Instructions for the task | Reproduce every entry below precisely; do not include the pictures.

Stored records
━━━━━━━━━━
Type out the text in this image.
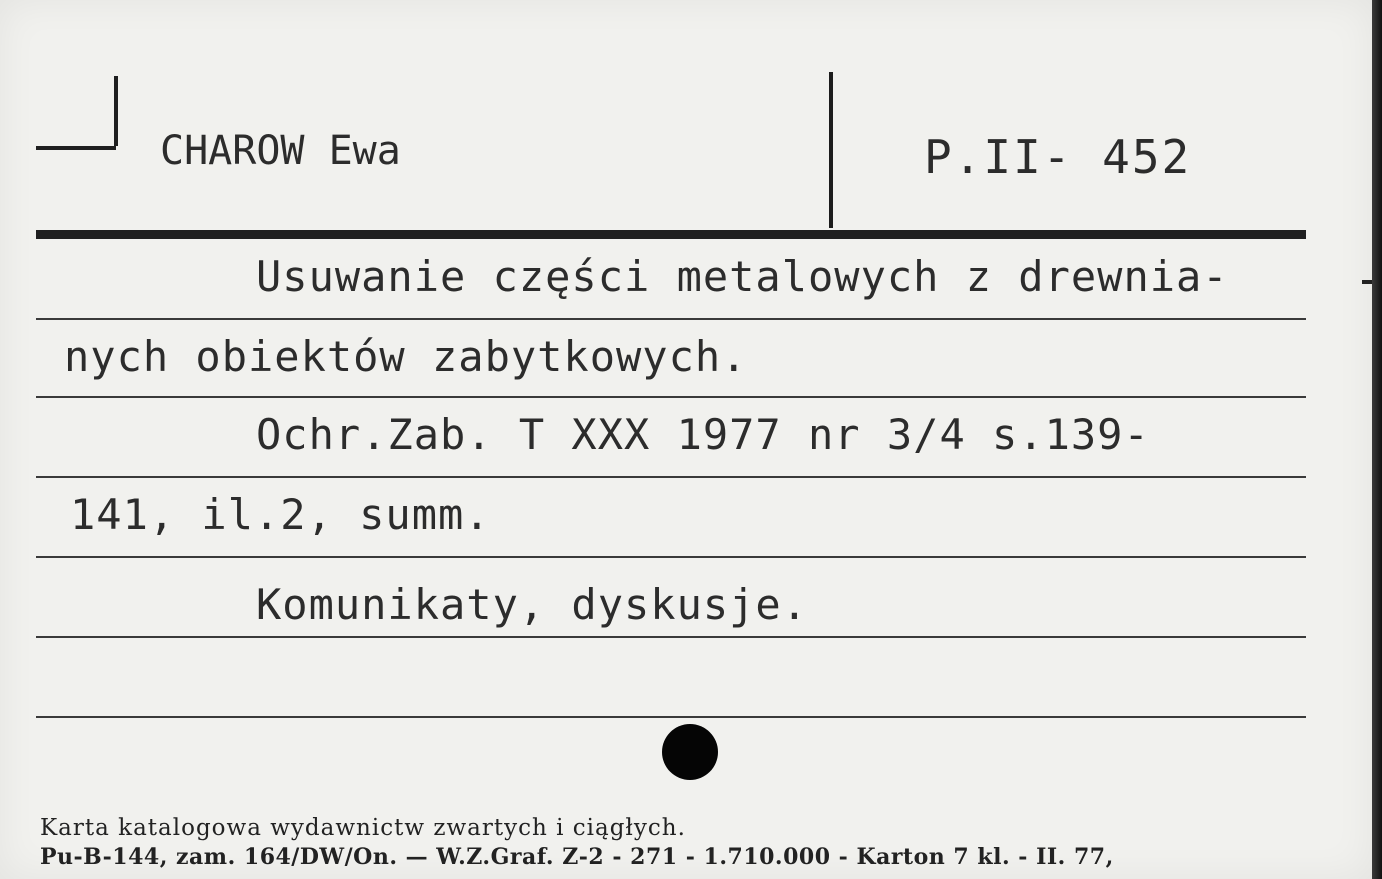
CHAROW Ewa	P.II- 452
Usuwanie części metalowych z drewnia-
nych obiektów zabytkowych.
Ochr.Zab. T XXX 1977 nr 3/4 s.139-
141, il.2, summ.
Komunikaty, dyskusje.
Karta katalogowa wydawnictw zwartych i ciągłych.
Pu-B-144, zam. 164/DW/On. — W.Z.Graf. Z-2 - 271 - 1.710.000 - Karton 7 kl. - II. 77,
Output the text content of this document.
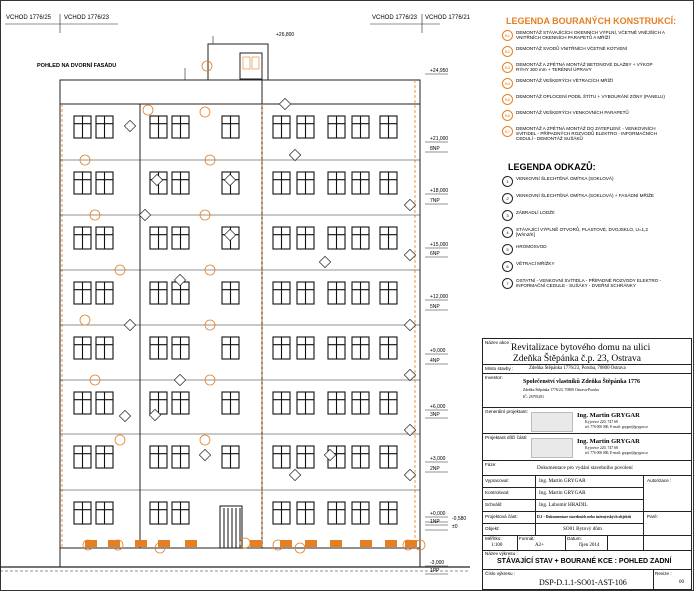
VCHOD 1776/25 VCHOD 1776/23	VCHOD 1776/23 VCHOD 1776/21
POHLED NA DVORNÍ FASÁDU
+26,800
+24,950
+21,000
8NP
+18,000
7NP
+15,000
6NP
+12,000
5NP
+9,000
4NP
+6,000
3NP
+3,000
2NP
+0,000
1NP -0,580
±0
-3,000
1PP
LEGENDA BOURANÝCH KONSTRUKCÍ:
B1
DEMONTÁŽ STÁVAJÍCÍCH OKENNÍCH VÝPLNÍ, VČETNĚ VNĚJŠÍCH A VNITŘNÍCH OKENNÍCH PARAPETŮ A MŘÍŽÍ
B2
DEMONTÁŽ SVODŮ VNITŘNÍCH VČETNĚ KOTVENÍ
B3
DEMONTÁŽ A ZPĚTNÁ MONTÁŽ BETONOVÉ DLAŽBY + VÝKOP RÝHY 300 mm + TERÉNNÍ ÚPRAVY
B4
DEMONTÁŽ VEŠKERÝCH VĚTRACÍCH MŘÍŽÍ
B5
DEMONTÁŽ OPLOCENÍ PODÍL ŠTÍTU + VYBOURÁNÍ ZÓNY (PANELU)
B6
DEMONTÁŽ VEŠKERÝCH VENKOVNÍCH PARAPETŮ
B7
DEMONTÁŽ A ZPĚTNÁ MONTÁŽ DO ZATEPLENÍ: - VENKOVNÍCH SVÍTIDEL - PŘÍPADNÝCH ROZVODŮ ELEKTRO - INFORMAČNÍCH CEDULÍ - DEMONTÁŽ SUŠÁKŮ
LEGENDA ODKAZŮ:
1
VENKOVNÍ ŠLECHTĚNÁ OMÍTKA (SOKLOVÁ)
2
VENKOVNÍ ŠLECHTĚNÁ OMÍTKA (SOKLOVÁ) + FASÁDNÍ MŘÍŽE
3
ZÁBRADLÍ LODŽIÍ
4
STÁVAJÍCÍ VÝPLNĚ OTVORŮ, PLASTOVÉ, DVOJSKLO, U=1,2 [W/m2/K]
5
HROMOSVOD
6
VĚTRACÍ MŘÍŽKY
7
OSTATNÍ - VENKOVNÍ SVÍTIDLA - PŘÍPADNÉ ROZVODY ELEKTRO - INFORMAČNÍ CEDULE - SUŠÁKY - DVEŘNÍ SCHRÁNKY
Název akce :
Revitalizace bytového domu na ulici
Zdeňka Štěpánka č.p. 23, Ostrava
Místo stavby :	Zdeňka Štěpánka 1776/23, Poruba, 70800 Ostrava
Investor:
Společenství vlastníků Zdeňka Štěpánka 1776
Zdeňka Štěpánka 1776/23, 70800 Ostrava-Poruba
IČ: 26795281
Generální projektant:
Ing. Martin GRYGAR
Kyjovice 220, 747 68
tel. 776 000 000, E-mail: grygar@grygar.cz
Projektant dílčí části:
Ing. Martin GRYGAR
Kyjovice 220, 747 68
tel. 776 000 000, E-mail: grygar@grygar.cz
Fáze:
Dokumentace pro vydání stavebního povolení
Vypracoval:	Ing. Martin GRYGAR	Autorizace :
Kontroloval:	Ing. Martin GRYGAR
Schválil:	Ing. Lubomír HRADIL
Projektová část:	D.1 - Dokumentace stavebních nebo inženýrských objektů	Paré:
Objekt:	SO01 Bytový dům
Měřítko:
1:100
Formát:
A2+
Datum:
říjen 2014
Název výkresu :
STÁVAJÍCÍ STAV + BOURANÉ KCE : POHLED ZADNÍ
Číslo výkresu :
DSP-D.1.1-SO01-AST-106
Revize :
00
━━━━━━━━━━
Expected answer |
Type out the text in this image.
CHAROW Ewa	P.II- 452
Usuwanie części metalowych z drewnia-
nych obiektów zabytkowych.
Ochr.Zab. T XXX 1977 nr 3/4 s.139-
141, il.2, summ.
Komunikaty, dyskusje.
Karta katalogowa wydawnictw zwartych i ciągłych.
Pu-B-144, zam. 164/DW/On. — W.Z.Graf. Z-2 - 271 - 1.710.000 - Karton 7 kl. - II. 77,
Output the text content of this document.
VCHOD 1776/25 VCHOD 1776/23	VCHOD 1776/23 VCHOD 1776/21
POHLED NA DVORNÍ FASÁDU
+26,800
+24,950
+21,000
8NP
+18,000
7NP
+15,000
6NP
+12,000
5NP
+9,000
4NP
+6,000
3NP
+3,000
2NP
+0,000
1NP -0,580
±0
-3,000
1PP
LEGENDA BOURANÝCH KONSTRUKCÍ:
B1
DEMONTÁŽ STÁVAJÍCÍCH OKENNÍCH VÝPLNÍ, VČETNĚ VNĚJŠÍCH A VNITŘNÍCH OKENNÍCH PARAPETŮ A MŘÍŽÍ
B2
DEMONTÁŽ SVODŮ VNITŘNÍCH VČETNĚ KOTVENÍ
B3
DEMONTÁŽ A ZPĚTNÁ MONTÁŽ BETONOVÉ DLAŽBY + VÝKOP RÝHY 300 mm + TERÉNNÍ ÚPRAVY
B4
DEMONTÁŽ VEŠKERÝCH VĚTRACÍCH MŘÍŽÍ
B5
DEMONTÁŽ OPLOCENÍ PODÍL ŠTÍTU + VYBOURÁNÍ ZÓNY (PANELU)
B6
DEMONTÁŽ VEŠKERÝCH VENKOVNÍCH PARAPETŮ
B7
DEMONTÁŽ A ZPĚTNÁ MONTÁŽ DO ZATEPLENÍ: - VENKOVNÍCH SVÍTIDEL - PŘÍPADNÝCH ROZVODŮ ELEKTRO - INFORMAČNÍCH CEDULÍ - DEMONTÁŽ SUŠÁKŮ
LEGENDA ODKAZŮ:
1
VENKOVNÍ ŠLECHTĚNÁ OMÍTKA (SOKLOVÁ)
2
VENKOVNÍ ŠLECHTĚNÁ OMÍTKA (SOKLOVÁ) + FASÁDNÍ MŘÍŽE
3
ZÁBRADLÍ LODŽIÍ
4
STÁVAJÍCÍ VÝPLNĚ OTVORŮ, PLASTOVÉ, DVOJSKLO, U=1,2 [W/m2/K]
5
HROMOSVOD
6
VĚTRACÍ MŘÍŽKY
7
OSTATNÍ - VENKOVNÍ SVÍTIDLA - PŘÍPADNÉ ROZVODY ELEKTRO - INFORMAČNÍ CEDULE - SUŠÁKY - DVEŘNÍ SCHRÁNKY
Název akce :
Revitalizace bytového domu na ulici
Zdeňka Štěpánka č.p. 23, Ostrava
Místo stavby :	Zdeňka Štěpánka 1776/23, Poruba, 70800 Ostrava
Investor:
Společenství vlastníků Zdeňka Štěpánka 1776
Zdeňka Štěpánka 1776/23, 70800 Ostrava-Poruba
IČ: 26795281
Generální projektant:
Ing. Martin GRYGAR
Kyjovice 220, 747 68
tel. 776 000 000, E-mail: grygar@grygar.cz
Projektant dílčí části:
Ing. Martin GRYGAR
Kyjovice 220, 747 68
tel. 776 000 000, E-mail: grygar@grygar.cz
Fáze:
Dokumentace pro vydání stavebního povolení
Vypracoval:	Ing. Martin GRYGAR	Autorizace :
Kontroloval:	Ing. Martin GRYGAR
Schválil:	Ing. Lubomír HRADIL
Projektová část:	D.1 - Dokumentace stavebních nebo inženýrských objektů	Paré:
Objekt:	SO01 Bytový dům
Měřítko:
1:100
Formát:
A2+
Datum:
říjen 2014
Název výkresu :
STÁVAJÍCÍ STAV + BOURANÉ KCE : POHLED ZADNÍ
Číslo výkresu :
DSP-D.1.1-SO01-AST-106
Revize :
00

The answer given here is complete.